Extract all lines that hold the string "days".

--- begin ---

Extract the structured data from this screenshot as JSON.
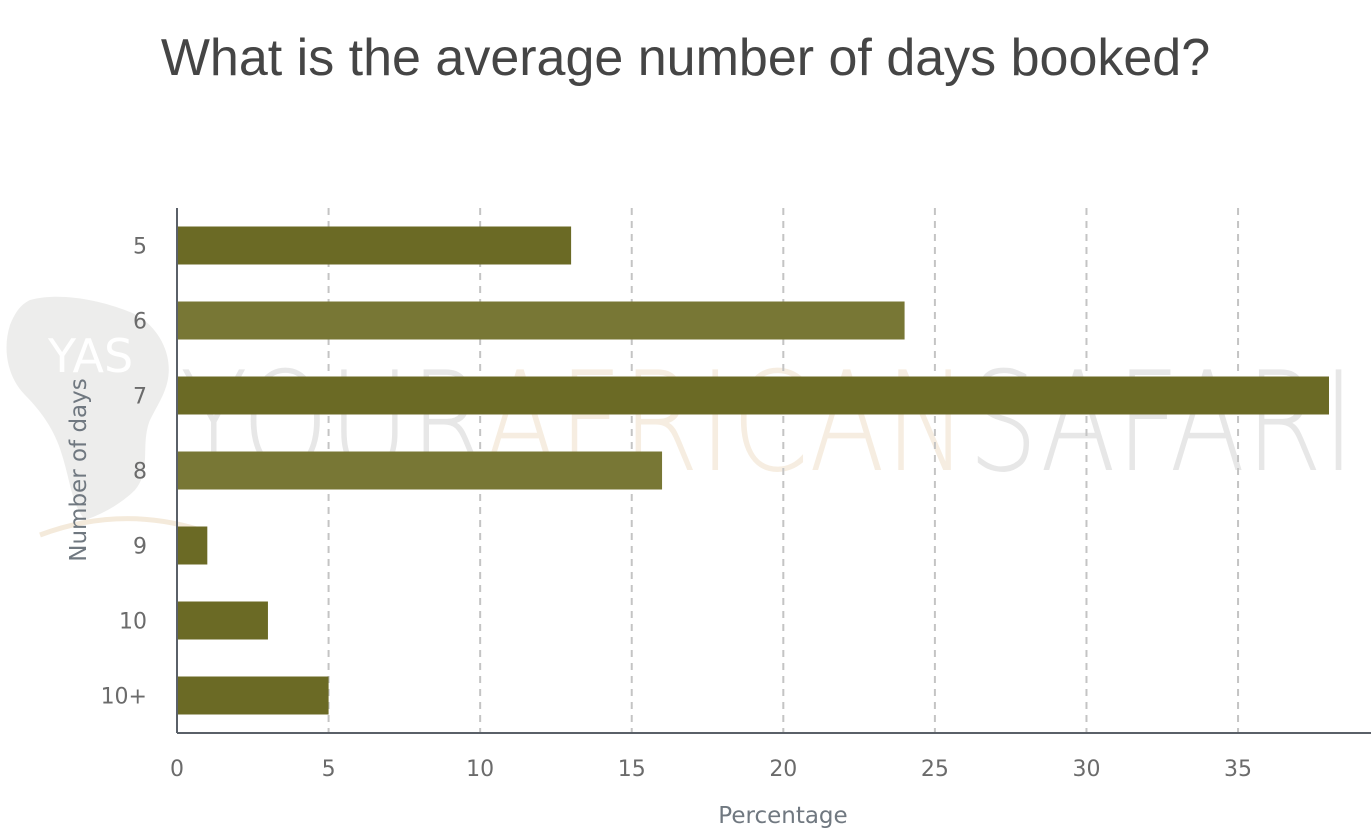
{
  "chart_data": {
    "type": "bar",
    "orientation": "horizontal",
    "title": "What is the average number of days booked?",
    "xlabel": "Percentage",
    "ylabel": "Number of days",
    "categories": [
      "5",
      "6",
      "7",
      "8",
      "9",
      "10",
      "10+"
    ],
    "values": [
      13,
      24,
      38,
      16,
      1,
      3,
      5
    ],
    "xlim": [
      0,
      39
    ],
    "xticks": [
      0,
      5,
      10,
      15,
      20,
      25,
      30,
      35
    ],
    "grid": "vertical dashed",
    "bar_colors": [
      "#6b6a25",
      "#787735",
      "#6b6a25",
      "#787735",
      "#6b6a25",
      "#6b6a25",
      "#6b6a25"
    ]
  },
  "watermark": {
    "logo_initials": "YAS",
    "words": [
      "YOUR",
      "AFRICAN",
      "SAFARI"
    ],
    "colors": [
      "#e5e5e5",
      "#f6ecde",
      "#e5e5e5"
    ]
  }
}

--- end ---

#### [Solution below]
    "title": "What is the average number of days booked?",
    "ylabel": "Number of days",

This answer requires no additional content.